*Task details:*
Copy the records below exactly. Include all of them.

------------------------------------------------

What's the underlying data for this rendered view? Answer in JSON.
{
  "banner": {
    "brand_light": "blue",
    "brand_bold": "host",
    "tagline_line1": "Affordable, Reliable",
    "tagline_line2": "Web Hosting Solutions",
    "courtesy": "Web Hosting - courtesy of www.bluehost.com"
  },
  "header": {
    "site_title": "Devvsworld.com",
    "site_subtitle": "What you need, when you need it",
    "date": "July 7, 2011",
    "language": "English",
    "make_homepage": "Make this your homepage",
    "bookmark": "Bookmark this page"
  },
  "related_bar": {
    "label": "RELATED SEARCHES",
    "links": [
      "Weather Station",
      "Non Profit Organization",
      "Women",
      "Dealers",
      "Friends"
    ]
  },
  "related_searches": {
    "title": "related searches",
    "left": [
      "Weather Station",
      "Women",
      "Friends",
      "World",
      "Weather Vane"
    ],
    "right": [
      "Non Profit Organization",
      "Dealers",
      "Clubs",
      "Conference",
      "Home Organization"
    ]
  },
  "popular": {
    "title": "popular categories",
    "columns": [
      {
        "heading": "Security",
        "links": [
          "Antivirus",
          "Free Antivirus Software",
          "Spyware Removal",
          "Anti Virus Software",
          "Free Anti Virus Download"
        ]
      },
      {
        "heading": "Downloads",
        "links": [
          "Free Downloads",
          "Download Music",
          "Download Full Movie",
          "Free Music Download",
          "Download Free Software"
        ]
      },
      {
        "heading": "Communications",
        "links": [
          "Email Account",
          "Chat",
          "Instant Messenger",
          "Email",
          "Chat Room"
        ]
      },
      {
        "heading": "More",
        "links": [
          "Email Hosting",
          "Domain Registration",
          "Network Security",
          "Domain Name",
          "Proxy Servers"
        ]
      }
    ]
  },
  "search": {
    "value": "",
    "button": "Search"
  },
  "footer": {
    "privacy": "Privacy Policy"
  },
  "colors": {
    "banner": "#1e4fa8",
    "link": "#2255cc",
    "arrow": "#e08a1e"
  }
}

------------------------------------------------

*Finished task:*
What's the underlying data for this rendered view? Answer in JSON.
{
  "banner": {
    "brand_light": "blue",
    "brand_bold": "host",
    "tagline_line1": "Affordable, Reliable",
    "tagline_line2": "Web Hosting Solutions",
    "courtesy": "Web Hosting - courtesy of www.bluehost.com"
  },
  "header": {
    "site_title": "Devvsworld.com",
    "site_subtitle": "What you need, when you need it",
    "date": "July 7, 2011",
    "language": "English",
    "make_homepage": "Make this your homepage",
    "bookmark": "Bookmark this page"
  },
  "related_bar": {
    "label": "RELATED SEARCHES",
    "links": [
      "Weather Station",
      "Non Profit Organization",
      "Women",
      "Dealers",
      "Friends"
    ]
  },
  "related_searches": {
    "title": "related searches",
    "left": [
      "Weather Station",
      "Women",
      "Friends",
      "World",
      "Weather Vane"
    ],
    "right": [
      "Non Profit Organization",
      "Dealers",
      "Clubs",
      "Conference",
      "Home Organization"
    ]
  },
  "popular": {
    "title": "popular categories",
    "columns": [
      {
        "heading": "Security",
        "links": [
          "Antivirus",
          "Free Antivirus Software",
          "Spyware Removal",
          "Anti Virus Software",
          "Free Anti Virus Download"
        ]
      },
      {
        "heading": "Downloads",
        "links": [
          "Free Downloads",
          "Download Music",
          "Download Full Movie",
          "Free Music Download",
          "Download Free Software"
        ]
      },
      {
        "heading": "Communications",
        "links": [
          "Email Account",
          "Chat",
          "Instant Messenger",
          "Email",
          "Chat Room"
        ]
      },
      {
        "heading": "More",
        "links": [
          "Email Hosting",
          "Domain Registration",
          "Network Security",
          "Domain Name",
          "Proxy Servers"
        ]
      }
    ]
  },
  "search": {
    "value": "",
    "button": "Search"
  },
  "footer": {
    "privacy": "Privacy Policy"
  },
  "colors": {
    "banner": "#1e4fa8",
    "link": "#2255cc",
    "arrow": "#e08a1e"
  }
}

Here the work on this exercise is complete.